Las mujeres enfrentaban una doble presión: debían demostrar no solo habilidades físicas y disposición para la violencia, sino también resistencia frente al estigma y los comentarios despectivos de compañeros varones y mandos intermedios. Pese a la segregación inicial, el trato diferenciado hacia las mujeres existía sobre todo para evitar escándalos internos por abuso físico, pero fuera de ello no había mayores concesiones de trato.
Néctar recuerda una de las primeras lecciones dentro del campo: “Esto no era mentira. Esto sí es la realidad de que aquí no les importa si eres mujer o hombre”, dijo.
La violencia como norma

Gran parte del testimonio de Néctar se centra en la violencia cotidiana. Narra episodios de ejecuciones como represalia ante errores o supuestas traiciones, e incluso describe rituales de bienvenida que incluían castigos físicos extremos para los ingresados que venían de antecedentes militares o policiales.

■ EJERCICIO BREVE A:
Reproduce al pie de la letra las filas que van desde la primera hasta la que contiene "close-icon[interactable]: ✕ [608, 0, 653, 34]", incluidas ambas.

■ FILAS PROPORCIONADAS:
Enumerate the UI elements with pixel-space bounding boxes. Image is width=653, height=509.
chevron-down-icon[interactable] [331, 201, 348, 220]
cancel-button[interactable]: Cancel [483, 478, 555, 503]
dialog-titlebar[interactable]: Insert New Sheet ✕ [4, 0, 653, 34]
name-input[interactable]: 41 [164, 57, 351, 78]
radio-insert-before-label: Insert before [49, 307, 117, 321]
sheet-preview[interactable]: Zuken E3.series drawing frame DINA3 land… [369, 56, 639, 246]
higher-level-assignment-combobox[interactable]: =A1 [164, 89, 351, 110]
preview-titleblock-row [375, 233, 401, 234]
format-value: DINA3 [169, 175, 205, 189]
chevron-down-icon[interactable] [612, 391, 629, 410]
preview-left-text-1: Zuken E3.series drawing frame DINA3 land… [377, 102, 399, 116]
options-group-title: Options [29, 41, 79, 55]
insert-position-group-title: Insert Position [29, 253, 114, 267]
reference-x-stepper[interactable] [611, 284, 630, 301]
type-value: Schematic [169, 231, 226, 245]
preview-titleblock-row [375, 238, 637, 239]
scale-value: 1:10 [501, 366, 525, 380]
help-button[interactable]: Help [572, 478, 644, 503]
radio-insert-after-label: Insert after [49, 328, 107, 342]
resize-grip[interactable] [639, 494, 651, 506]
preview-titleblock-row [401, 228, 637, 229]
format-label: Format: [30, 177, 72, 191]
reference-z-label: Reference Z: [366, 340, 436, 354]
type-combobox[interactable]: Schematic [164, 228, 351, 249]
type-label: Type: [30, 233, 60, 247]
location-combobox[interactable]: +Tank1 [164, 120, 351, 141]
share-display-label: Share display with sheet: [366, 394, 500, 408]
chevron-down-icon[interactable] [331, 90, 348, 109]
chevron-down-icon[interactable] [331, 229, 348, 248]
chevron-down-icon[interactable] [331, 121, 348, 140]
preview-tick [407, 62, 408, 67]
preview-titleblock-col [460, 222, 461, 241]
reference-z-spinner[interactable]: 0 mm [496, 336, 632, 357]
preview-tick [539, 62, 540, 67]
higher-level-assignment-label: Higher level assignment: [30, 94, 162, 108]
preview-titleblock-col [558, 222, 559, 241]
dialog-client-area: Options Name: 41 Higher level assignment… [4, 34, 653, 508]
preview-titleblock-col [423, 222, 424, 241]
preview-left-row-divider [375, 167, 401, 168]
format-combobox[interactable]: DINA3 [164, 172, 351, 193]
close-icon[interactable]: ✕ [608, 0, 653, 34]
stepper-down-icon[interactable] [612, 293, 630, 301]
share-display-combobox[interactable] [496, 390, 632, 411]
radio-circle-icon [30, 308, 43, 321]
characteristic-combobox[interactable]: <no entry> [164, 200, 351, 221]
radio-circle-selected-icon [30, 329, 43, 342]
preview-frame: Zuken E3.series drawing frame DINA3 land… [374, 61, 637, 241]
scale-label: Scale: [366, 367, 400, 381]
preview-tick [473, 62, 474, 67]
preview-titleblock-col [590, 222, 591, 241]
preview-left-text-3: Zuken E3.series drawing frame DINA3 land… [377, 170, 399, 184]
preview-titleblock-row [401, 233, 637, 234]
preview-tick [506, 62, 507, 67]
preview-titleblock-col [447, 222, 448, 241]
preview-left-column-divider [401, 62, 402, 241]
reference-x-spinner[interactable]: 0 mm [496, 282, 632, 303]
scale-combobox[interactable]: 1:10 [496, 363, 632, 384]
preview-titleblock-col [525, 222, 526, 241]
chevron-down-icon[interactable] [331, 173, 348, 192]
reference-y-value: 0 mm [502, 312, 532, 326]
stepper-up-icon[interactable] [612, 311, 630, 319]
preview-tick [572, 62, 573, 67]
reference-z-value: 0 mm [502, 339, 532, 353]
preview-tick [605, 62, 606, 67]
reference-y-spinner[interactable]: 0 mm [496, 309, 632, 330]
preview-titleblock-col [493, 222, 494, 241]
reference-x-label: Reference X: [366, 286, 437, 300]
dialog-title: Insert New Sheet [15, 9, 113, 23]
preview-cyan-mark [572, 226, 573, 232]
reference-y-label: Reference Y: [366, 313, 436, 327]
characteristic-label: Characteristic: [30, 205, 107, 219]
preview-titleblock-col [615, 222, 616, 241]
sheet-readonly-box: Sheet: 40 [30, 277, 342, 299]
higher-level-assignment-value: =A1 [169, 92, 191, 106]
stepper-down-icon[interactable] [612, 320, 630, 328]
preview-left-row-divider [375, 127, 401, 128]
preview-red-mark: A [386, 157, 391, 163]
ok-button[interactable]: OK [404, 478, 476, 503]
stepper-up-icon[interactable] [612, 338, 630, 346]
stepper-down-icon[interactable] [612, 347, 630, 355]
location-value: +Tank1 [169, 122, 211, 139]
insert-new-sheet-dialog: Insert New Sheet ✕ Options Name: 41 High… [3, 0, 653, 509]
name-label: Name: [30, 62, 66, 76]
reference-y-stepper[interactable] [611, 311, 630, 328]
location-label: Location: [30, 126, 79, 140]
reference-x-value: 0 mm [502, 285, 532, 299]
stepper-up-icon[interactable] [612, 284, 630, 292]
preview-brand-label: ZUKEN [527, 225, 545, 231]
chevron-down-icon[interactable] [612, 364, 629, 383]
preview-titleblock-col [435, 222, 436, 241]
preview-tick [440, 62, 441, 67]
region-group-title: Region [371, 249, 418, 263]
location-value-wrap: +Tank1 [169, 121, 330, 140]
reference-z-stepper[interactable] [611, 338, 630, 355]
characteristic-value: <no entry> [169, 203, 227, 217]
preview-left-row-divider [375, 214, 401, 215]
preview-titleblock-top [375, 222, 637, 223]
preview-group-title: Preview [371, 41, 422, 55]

■ EJERCICIO BREVE B:
Por favor, cita sin cambios el fragmento del texto del documento que empieza con las palabras "Las mujeres enfrentaban" y termina con "concesiones de trato.".

■ RESPUESTA A:
Enumerate the UI elements with pixel-space bounding boxes. Image is width=653, height=509.
chevron-down-icon[interactable] [331, 201, 348, 220]
cancel-button[interactable]: Cancel [483, 478, 555, 503]
dialog-titlebar[interactable]: Insert New Sheet ✕ [4, 0, 653, 34]
name-input[interactable]: 41 [164, 57, 351, 78]
radio-insert-before-label: Insert before [49, 307, 117, 321]
sheet-preview[interactable]: Zuken E3.series drawing frame DINA3 land… [369, 56, 639, 246]
higher-level-assignment-combobox[interactable]: =A1 [164, 89, 351, 110]
preview-titleblock-row [375, 233, 401, 234]
format-value: DINA3 [169, 175, 205, 189]
chevron-down-icon[interactable] [612, 391, 629, 410]
preview-left-text-1: Zuken E3.series drawing frame DINA3 land… [377, 102, 399, 116]
options-group-title: Options [29, 41, 79, 55]
insert-position-group-title: Insert Position [29, 253, 114, 267]
reference-x-stepper[interactable] [611, 284, 630, 301]
type-value: Schematic [169, 231, 226, 245]
preview-titleblock-row [375, 238, 637, 239]
scale-value: 1:10 [501, 366, 525, 380]
help-button[interactable]: Help [572, 478, 644, 503]
radio-insert-after-label: Insert after [49, 328, 107, 342]
resize-grip[interactable] [639, 494, 651, 506]
preview-titleblock-row [401, 228, 637, 229]
format-label: Format: [30, 177, 72, 191]
reference-z-label: Reference Z: [366, 340, 436, 354]
type-combobox[interactable]: Schematic [164, 228, 351, 249]
type-label: Type: [30, 233, 60, 247]
location-combobox[interactable]: +Tank1 [164, 120, 351, 141]
share-display-label: Share display with sheet: [366, 394, 500, 408]
chevron-down-icon[interactable] [331, 90, 348, 109]
chevron-down-icon[interactable] [331, 229, 348, 248]
chevron-down-icon[interactable] [331, 121, 348, 140]
preview-tick [407, 62, 408, 67]
preview-titleblock-col [460, 222, 461, 241]
reference-z-spinner[interactable]: 0 mm [496, 336, 632, 357]
preview-tick [539, 62, 540, 67]
higher-level-assignment-label: Higher level assignment: [30, 94, 162, 108]
preview-titleblock-col [558, 222, 559, 241]
dialog-client-area: Options Name: 41 Higher level assignment… [4, 34, 653, 508]
preview-titleblock-col [423, 222, 424, 241]
preview-left-row-divider [375, 167, 401, 168]
format-combobox[interactable]: DINA3 [164, 172, 351, 193]
close-icon[interactable]: ✕ [608, 0, 653, 34]

■ RESPUESTA B:
Las mujeres enfrentaban una doble presión: debían demostrar no solo habilidades físicas y disposición para la violencia, sino también resistencia frente al estigma y los comentarios despectivos de compañeros varones y mandos intermedios. Pese a la segregación inicial, el trato diferenciado hacia las mujeres existía sobre todo para evitar escándalos internos por abuso físico, pero fuera de ello no había mayores concesiones de trato.